DIRECTION: Set down the material once more, exactly as it appears.
----- DATA
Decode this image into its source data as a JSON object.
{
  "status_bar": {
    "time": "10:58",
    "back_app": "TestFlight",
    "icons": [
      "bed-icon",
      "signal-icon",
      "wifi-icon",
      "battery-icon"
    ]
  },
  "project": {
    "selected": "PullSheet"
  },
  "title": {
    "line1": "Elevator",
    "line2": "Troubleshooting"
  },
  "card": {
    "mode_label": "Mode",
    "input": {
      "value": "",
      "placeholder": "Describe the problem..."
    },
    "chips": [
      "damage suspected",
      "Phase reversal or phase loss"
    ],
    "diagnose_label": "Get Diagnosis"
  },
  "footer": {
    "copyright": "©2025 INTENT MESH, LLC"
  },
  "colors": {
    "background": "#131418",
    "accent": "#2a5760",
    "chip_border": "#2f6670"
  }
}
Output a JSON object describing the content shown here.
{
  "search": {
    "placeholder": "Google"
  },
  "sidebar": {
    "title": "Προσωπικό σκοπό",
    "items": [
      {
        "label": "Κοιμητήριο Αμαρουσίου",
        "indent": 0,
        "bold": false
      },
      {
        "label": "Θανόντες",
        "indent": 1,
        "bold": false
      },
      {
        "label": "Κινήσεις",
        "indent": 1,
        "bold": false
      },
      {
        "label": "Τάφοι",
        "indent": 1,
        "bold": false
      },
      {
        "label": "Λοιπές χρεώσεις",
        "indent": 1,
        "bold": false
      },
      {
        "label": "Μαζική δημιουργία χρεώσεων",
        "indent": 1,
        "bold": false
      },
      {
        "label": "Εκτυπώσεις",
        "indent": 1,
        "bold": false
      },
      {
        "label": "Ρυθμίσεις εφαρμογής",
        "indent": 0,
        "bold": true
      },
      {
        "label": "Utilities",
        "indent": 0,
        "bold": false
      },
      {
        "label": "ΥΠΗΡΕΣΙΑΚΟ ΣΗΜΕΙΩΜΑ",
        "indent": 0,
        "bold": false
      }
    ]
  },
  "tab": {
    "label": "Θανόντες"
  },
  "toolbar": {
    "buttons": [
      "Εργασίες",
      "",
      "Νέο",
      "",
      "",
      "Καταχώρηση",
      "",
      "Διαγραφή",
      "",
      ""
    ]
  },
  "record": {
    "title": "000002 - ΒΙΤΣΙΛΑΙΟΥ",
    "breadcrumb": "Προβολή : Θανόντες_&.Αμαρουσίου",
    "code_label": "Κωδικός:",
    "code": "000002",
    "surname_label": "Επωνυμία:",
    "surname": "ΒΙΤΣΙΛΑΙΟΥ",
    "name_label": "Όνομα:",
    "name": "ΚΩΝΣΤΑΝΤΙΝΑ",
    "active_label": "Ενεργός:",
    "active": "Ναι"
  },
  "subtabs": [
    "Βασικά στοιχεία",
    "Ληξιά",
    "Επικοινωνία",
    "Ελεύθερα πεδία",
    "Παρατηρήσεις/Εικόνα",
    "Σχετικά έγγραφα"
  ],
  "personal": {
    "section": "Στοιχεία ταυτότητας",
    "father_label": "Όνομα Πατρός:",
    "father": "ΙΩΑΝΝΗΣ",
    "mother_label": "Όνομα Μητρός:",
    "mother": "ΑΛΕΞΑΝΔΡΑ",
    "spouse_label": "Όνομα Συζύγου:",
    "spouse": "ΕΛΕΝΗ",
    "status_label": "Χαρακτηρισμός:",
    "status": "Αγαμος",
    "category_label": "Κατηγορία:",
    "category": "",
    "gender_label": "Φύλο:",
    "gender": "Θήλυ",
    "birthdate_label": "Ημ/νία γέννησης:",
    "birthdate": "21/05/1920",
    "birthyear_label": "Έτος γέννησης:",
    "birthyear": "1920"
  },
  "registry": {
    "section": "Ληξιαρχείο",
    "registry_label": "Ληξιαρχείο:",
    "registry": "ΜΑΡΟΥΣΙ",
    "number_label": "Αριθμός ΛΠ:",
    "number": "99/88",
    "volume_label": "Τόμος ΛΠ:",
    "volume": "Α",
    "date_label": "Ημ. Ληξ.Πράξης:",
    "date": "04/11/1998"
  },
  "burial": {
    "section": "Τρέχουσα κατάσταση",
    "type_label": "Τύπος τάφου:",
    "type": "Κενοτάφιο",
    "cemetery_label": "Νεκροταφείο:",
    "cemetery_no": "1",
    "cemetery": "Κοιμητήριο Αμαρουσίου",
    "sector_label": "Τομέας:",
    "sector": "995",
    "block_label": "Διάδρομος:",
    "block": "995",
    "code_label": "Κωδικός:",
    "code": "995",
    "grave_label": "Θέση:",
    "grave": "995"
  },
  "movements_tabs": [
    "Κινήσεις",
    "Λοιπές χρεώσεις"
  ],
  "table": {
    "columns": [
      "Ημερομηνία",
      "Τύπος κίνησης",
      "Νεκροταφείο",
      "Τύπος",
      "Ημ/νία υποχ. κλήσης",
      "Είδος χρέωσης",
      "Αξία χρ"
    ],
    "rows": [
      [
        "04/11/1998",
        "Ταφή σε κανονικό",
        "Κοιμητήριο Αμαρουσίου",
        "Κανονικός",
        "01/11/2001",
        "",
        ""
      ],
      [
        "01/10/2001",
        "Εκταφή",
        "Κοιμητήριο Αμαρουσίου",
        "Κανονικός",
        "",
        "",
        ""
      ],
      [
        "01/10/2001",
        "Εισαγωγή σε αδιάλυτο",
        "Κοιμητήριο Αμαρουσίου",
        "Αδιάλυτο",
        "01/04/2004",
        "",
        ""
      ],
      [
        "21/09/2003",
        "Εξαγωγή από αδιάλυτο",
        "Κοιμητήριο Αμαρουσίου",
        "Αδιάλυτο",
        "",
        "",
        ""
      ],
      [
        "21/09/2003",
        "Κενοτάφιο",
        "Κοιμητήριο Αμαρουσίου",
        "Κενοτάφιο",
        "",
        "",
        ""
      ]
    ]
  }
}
----------
THE COMPLETED TASK:
Decode this image into its source data as a JSON object.
{
  "status_bar": {
    "time": "10:58",
    "back_app": "TestFlight",
    "icons": [
      "bed-icon",
      "signal-icon",
      "wifi-icon",
      "battery-icon"
    ]
  },
  "project": {
    "selected": "PullSheet"
  },
  "title": {
    "line1": "Elevator",
    "line2": "Troubleshooting"
  },
  "card": {
    "mode_label": "Mode",
    "input": {
      "value": "",
      "placeholder": "Describe the problem..."
    },
    "chips": [
      "damage suspected",
      "Phase reversal or phase loss"
    ],
    "diagnose_label": "Get Diagnosis"
  },
  "footer": {
    "copyright": "©2025 INTENT MESH, LLC"
  },
  "colors": {
    "background": "#131418",
    "accent": "#2a5760",
    "chip_border": "#2f6670"
  }
}
Output a JSON object describing the content shown here.
{
  "search": {
    "placeholder": "Google"
  },
  "sidebar": {
    "title": "Προσωπικό σκοπό",
    "items": [
      {
        "label": "Κοιμητήριο Αμαρουσίου",
        "indent": 0,
        "bold": false
      },
      {
        "label": "Θανόντες",
        "indent": 1,
        "bold": false
      },
      {
        "label": "Κινήσεις",
        "indent": 1,
        "bold": false
      },
      {
        "label": "Τάφοι",
        "indent": 1,
        "bold": false
      },
      {
        "label": "Λοιπές χρεώσεις",
        "indent": 1,
        "bold": false
      },
      {
        "label": "Μαζική δημιουργία χρεώσεων",
        "indent": 1,
        "bold": false
      },
      {
        "label": "Εκτυπώσεις",
        "indent": 1,
        "bold": false
      },
      {
        "label": "Ρυθμίσεις εφαρμογής",
        "indent": 0,
        "bold": true
      },
      {
        "label": "Utilities",
        "indent": 0,
        "bold": false
      },
      {
        "label": "ΥΠΗΡΕΣΙΑΚΟ ΣΗΜΕΙΩΜΑ",
        "indent": 0,
        "bold": false
      }
    ]
  },
  "tab": {
    "label": "Θανόντες"
  },
  "toolbar": {
    "buttons": [
      "Εργασίες",
      "",
      "Νέο",
      "",
      "",
      "Καταχώρηση",
      "",
      "Διαγραφή",
      "",
      ""
    ]
  },
  "record": {
    "title": "000002 - ΒΙΤΣΙΛΑΙΟΥ",
    "breadcrumb": "Προβολή : Θανόντες_&.Αμαρουσίου",
    "code_label": "Κωδικός:",
    "code": "000002",
    "surname_label": "Επωνυμία:",
    "surname": "ΒΙΤΣΙΛΑΙΟΥ",
    "name_label": "Όνομα:",
    "name": "ΚΩΝΣΤΑΝΤΙΝΑ",
    "active_label": "Ενεργός:",
    "active": "Ναι"
  },
  "subtabs": [
    "Βασικά στοιχεία",
    "Ληξιά",
    "Επικοινωνία",
    "Ελεύθερα πεδία",
    "Παρατηρήσεις/Εικόνα",
    "Σχετικά έγγραφα"
  ],
  "personal": {
    "section": "Στοιχεία ταυτότητας",
    "father_label": "Όνομα Πατρός:",
    "father": "ΙΩΑΝΝΗΣ",
    "mother_label": "Όνομα Μητρός:",
    "mother": "ΑΛΕΞΑΝΔΡΑ",
    "spouse_label": "Όνομα Συζύγου:",
    "spouse": "ΕΛΕΝΗ",
    "status_label": "Χαρακτηρισμός:",
    "status": "Αγαμος",
    "category_label": "Κατηγορία:",
    "category": "",
    "gender_label": "Φύλο:",
    "gender": "Θήλυ",
    "birthdate_label": "Ημ/νία γέννησης:",
    "birthdate": "21/05/1920",
    "birthyear_label": "Έτος γέννησης:",
    "birthyear": "1920"
  },
  "registry": {
    "section": "Ληξιαρχείο",
    "registry_label": "Ληξιαρχείο:",
    "registry": "ΜΑΡΟΥΣΙ",
    "number_label": "Αριθμός ΛΠ:",
    "number": "99/88",
    "volume_label": "Τόμος ΛΠ:",
    "volume": "Α",
    "date_label": "Ημ. Ληξ.Πράξης:",
    "date": "04/11/1998"
  },
  "burial": {
    "section": "Τρέχουσα κατάσταση",
    "type_label": "Τύπος τάφου:",
    "type": "Κενοτάφιο",
    "cemetery_label": "Νεκροταφείο:",
    "cemetery_no": "1",
    "cemetery": "Κοιμητήριο Αμαρουσίου",
    "sector_label": "Τομέας:",
    "sector": "995",
    "block_label": "Διάδρομος:",
    "block": "995",
    "code_label": "Κωδικός:",
    "code": "995",
    "grave_label": "Θέση:",
    "grave": "995"
  },
  "movements_tabs": [
    "Κινήσεις",
    "Λοιπές χρεώσεις"
  ],
  "table": {
    "columns": [
      "Ημερομηνία",
      "Τύπος κίνησης",
      "Νεκροταφείο",
      "Τύπος",
      "Ημ/νία υποχ. κλήσης",
      "Είδος χρέωσης",
      "Αξία χρ"
    ],
    "rows": [
      [
        "04/11/1998",
        "Ταφή σε κανονικό",
        "Κοιμητήριο Αμαρουσίου",
        "Κανονικός",
        "01/11/2001",
        "",
        ""
      ],
      [
        "01/10/2001",
        "Εκταφή",
        "Κοιμητήριο Αμαρουσίου",
        "Κανονικός",
        "",
        "",
        ""
      ],
      [
        "01/10/2001",
        "Εισαγωγή σε αδιάλυτο",
        "Κοιμητήριο Αμαρουσίου",
        "Αδιάλυτο",
        "01/04/2004",
        "",
        ""
      ],
      [
        "21/09/2003",
        "Εξαγωγή από αδιάλυτο",
        "Κοιμητήριο Αμαρουσίου",
        "Αδιάλυτο",
        "",
        "",
        ""
      ],
      [
        "21/09/2003",
        "Κενοτάφιο",
        "Κοιμητήριο Αμαρουσίου",
        "Κενοτάφιο",
        "",
        "",
        ""
      ]
    ]
  }
}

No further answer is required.